## PROBLEM
Your task is to output the listing word for word, with pictures excluded.

## RAW DATA
* Begin *
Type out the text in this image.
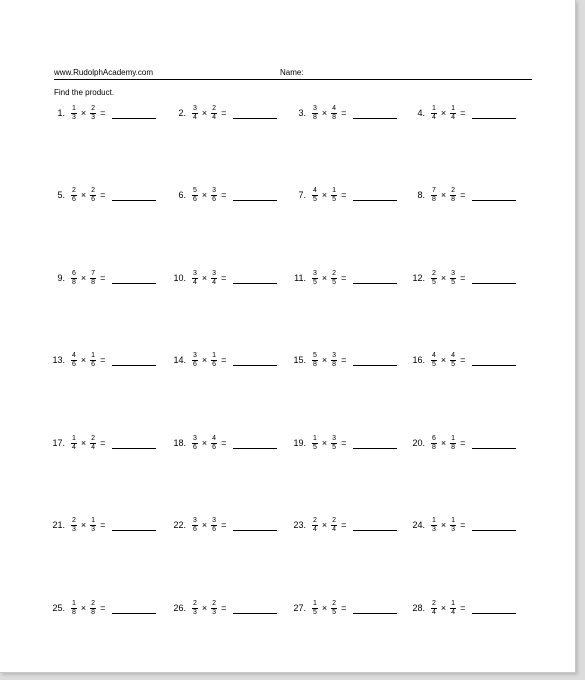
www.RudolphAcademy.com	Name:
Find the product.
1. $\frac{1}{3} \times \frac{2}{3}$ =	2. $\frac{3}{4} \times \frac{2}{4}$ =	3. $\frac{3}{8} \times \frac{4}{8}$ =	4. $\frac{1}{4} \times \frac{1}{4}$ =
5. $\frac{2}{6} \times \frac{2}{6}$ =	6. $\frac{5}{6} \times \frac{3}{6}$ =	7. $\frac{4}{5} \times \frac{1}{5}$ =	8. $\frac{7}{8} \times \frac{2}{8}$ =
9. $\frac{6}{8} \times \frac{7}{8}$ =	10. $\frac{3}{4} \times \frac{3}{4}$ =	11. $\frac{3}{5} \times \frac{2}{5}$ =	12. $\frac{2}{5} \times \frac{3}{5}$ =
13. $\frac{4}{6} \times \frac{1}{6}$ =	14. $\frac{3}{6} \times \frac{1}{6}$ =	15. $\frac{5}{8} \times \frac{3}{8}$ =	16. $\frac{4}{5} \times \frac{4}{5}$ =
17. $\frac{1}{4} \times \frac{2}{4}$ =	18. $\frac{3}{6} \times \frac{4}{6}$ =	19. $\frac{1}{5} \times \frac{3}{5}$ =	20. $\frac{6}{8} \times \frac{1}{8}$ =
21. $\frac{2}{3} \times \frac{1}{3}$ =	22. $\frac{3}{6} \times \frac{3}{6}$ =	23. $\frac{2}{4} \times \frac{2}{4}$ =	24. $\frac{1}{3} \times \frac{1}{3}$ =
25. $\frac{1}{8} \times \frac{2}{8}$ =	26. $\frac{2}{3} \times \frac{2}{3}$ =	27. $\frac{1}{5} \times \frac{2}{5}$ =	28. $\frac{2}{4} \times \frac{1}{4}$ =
* End *
## REPLY
Type out the text in this image.
www.RudolphAcademy.com	Name:
Find the product.
1. $\frac{1}{3} \times \frac{2}{3}$ =	2. $\frac{3}{4} \times \frac{2}{4}$ =	3. $\frac{3}{8} \times \frac{4}{8}$ =	4. $\frac{1}{4} \times \frac{1}{4}$ =
5. $\frac{2}{6} \times \frac{2}{6}$ =	6. $\frac{5}{6} \times \frac{3}{6}$ =	7. $\frac{4}{5} \times \frac{1}{5}$ =	8. $\frac{7}{8} \times \frac{2}{8}$ =
9. $\frac{6}{8} \times \frac{7}{8}$ =	10. $\frac{3}{4} \times \frac{3}{4}$ =	11. $\frac{3}{5} \times \frac{2}{5}$ =	12. $\frac{2}{5} \times \frac{3}{5}$ =
13. $\frac{4}{6} \times \frac{1}{6}$ =	14. $\frac{3}{6} \times \frac{1}{6}$ =	15. $\frac{5}{8} \times \frac{3}{8}$ =	16. $\frac{4}{5} \times \frac{4}{5}$ =
17. $\frac{1}{4} \times \frac{2}{4}$ =	18. $\frac{3}{6} \times \frac{4}{6}$ =	19. $\frac{1}{5} \times \frac{3}{5}$ =	20. $\frac{6}{8} \times \frac{1}{8}$ =
21. $\frac{2}{3} \times \frac{1}{3}$ =	22. $\frac{3}{6} \times \frac{3}{6}$ =	23. $\frac{2}{4} \times \frac{2}{4}$ =	24. $\frac{1}{3} \times \frac{1}{3}$ =
25. $\frac{1}{8} \times \frac{2}{8}$ =	26. $\frac{2}{3} \times \frac{2}{3}$ =	27. $\frac{1}{5} \times \frac{2}{5}$ =	28. $\frac{2}{4} \times \frac{1}{4}$ =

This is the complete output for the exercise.